## WORK TO DO
Retype all of the data exactly as given.

[Stored items]
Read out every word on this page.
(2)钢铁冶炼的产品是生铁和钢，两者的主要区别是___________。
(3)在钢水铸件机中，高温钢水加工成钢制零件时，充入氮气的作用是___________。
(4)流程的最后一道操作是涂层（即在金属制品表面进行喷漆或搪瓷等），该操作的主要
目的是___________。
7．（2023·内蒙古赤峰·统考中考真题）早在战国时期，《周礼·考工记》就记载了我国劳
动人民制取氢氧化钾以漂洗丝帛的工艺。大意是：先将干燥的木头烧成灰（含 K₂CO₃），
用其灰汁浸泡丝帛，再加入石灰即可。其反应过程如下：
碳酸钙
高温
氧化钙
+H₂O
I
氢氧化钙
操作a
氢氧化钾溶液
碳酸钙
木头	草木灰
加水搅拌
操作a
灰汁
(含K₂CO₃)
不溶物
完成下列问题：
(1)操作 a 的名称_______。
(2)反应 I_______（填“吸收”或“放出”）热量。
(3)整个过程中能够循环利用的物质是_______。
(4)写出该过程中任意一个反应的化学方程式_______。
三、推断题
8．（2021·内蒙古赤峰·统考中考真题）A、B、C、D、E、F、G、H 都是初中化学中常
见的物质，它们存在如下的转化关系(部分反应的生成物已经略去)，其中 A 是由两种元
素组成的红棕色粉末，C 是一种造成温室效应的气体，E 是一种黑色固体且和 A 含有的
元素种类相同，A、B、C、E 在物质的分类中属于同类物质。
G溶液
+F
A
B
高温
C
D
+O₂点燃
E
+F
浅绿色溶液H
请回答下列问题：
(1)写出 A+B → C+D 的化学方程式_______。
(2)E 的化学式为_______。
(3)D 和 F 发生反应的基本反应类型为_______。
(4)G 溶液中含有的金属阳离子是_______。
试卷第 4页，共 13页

## OUTPUT OF THE EXERCISE
Read out every word on this page.
(2)钢铁冶炼的产品是生铁和钢，两者的主要区别是___________。
(3)在钢水铸件机中，高温钢水加工成钢制零件时，充入氮气的作用是___________。
(4)流程的最后一道操作是涂层（即在金属制品表面进行喷漆或搪瓷等），该操作的主要
目的是___________。
7．（2023·内蒙古赤峰·统考中考真题）早在战国时期，《周礼·考工记》就记载了我国劳
动人民制取氢氧化钾以漂洗丝帛的工艺。大意是：先将干燥的木头烧成灰（含 K₂CO₃），
用其灰汁浸泡丝帛，再加入石灰即可。其反应过程如下：
碳酸钙
高温
氧化钙
+H₂O
I
氢氧化钙
操作a
氢氧化钾溶液
碳酸钙
木头	草木灰
加水搅拌
操作a
灰汁
(含K₂CO₃)
不溶物
完成下列问题：
(1)操作 a 的名称_______。
(2)反应 I_______（填“吸收”或“放出”）热量。
(3)整个过程中能够循环利用的物质是_______。
(4)写出该过程中任意一个反应的化学方程式_______。
三、推断题
8．（2021·内蒙古赤峰·统考中考真题）A、B、C、D、E、F、G、H 都是初中化学中常
见的物质，它们存在如下的转化关系(部分反应的生成物已经略去)，其中 A 是由两种元
素组成的红棕色粉末，C 是一种造成温室效应的气体，E 是一种黑色固体且和 A 含有的
元素种类相同，A、B、C、E 在物质的分类中属于同类物质。
G溶液
+F
A
B
高温
C
D
+O₂点燃
E
+F
浅绿色溶液H
请回答下列问题：
(1)写出 A+B → C+D 的化学方程式_______。
(2)E 的化学式为_______。
(3)D 和 F 发生反应的基本反应类型为_______。
(4)G 溶液中含有的金属阳离子是_______。
试卷第 4页，共 13页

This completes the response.